**Direction:** Look through the material below. Copy each line that contains the string "heading".

**Data rows:**
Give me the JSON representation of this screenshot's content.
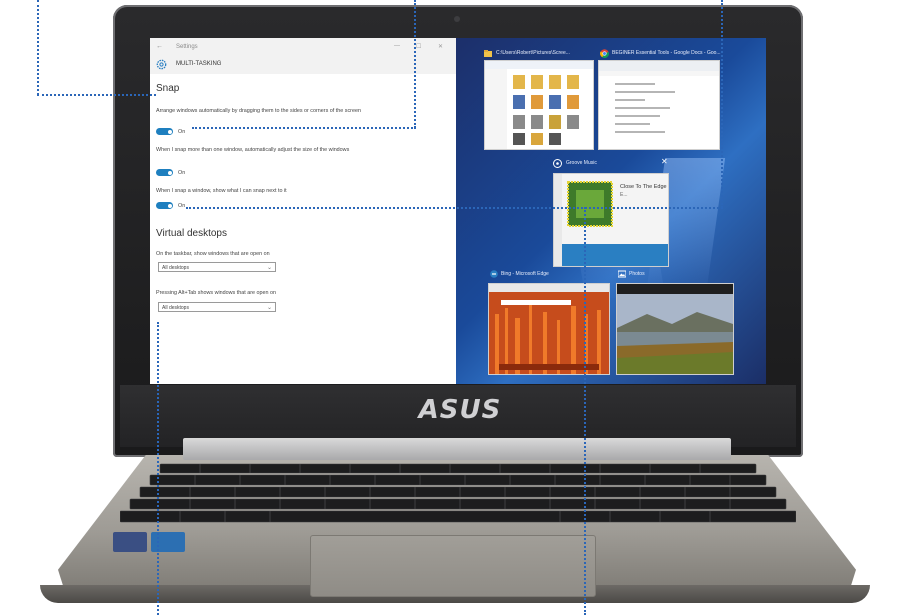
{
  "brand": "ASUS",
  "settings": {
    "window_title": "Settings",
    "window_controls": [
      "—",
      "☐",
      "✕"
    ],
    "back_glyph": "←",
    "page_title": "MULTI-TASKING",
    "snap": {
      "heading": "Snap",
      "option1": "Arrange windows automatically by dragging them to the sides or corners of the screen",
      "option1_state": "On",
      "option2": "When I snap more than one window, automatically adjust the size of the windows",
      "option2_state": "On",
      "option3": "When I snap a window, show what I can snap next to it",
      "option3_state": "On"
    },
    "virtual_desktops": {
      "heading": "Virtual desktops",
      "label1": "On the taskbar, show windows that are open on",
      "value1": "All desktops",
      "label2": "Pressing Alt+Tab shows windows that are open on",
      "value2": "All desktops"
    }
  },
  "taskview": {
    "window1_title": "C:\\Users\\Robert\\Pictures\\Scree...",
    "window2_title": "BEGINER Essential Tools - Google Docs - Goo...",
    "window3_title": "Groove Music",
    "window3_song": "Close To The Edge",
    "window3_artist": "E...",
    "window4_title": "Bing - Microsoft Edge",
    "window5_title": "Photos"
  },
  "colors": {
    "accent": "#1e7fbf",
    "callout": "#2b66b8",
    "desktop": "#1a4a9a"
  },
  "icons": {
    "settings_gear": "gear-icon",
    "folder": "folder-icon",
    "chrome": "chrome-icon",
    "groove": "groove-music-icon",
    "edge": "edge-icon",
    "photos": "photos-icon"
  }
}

**Solution for this problem:**
      "heading": "Snap",
      "heading": "Virtual desktops",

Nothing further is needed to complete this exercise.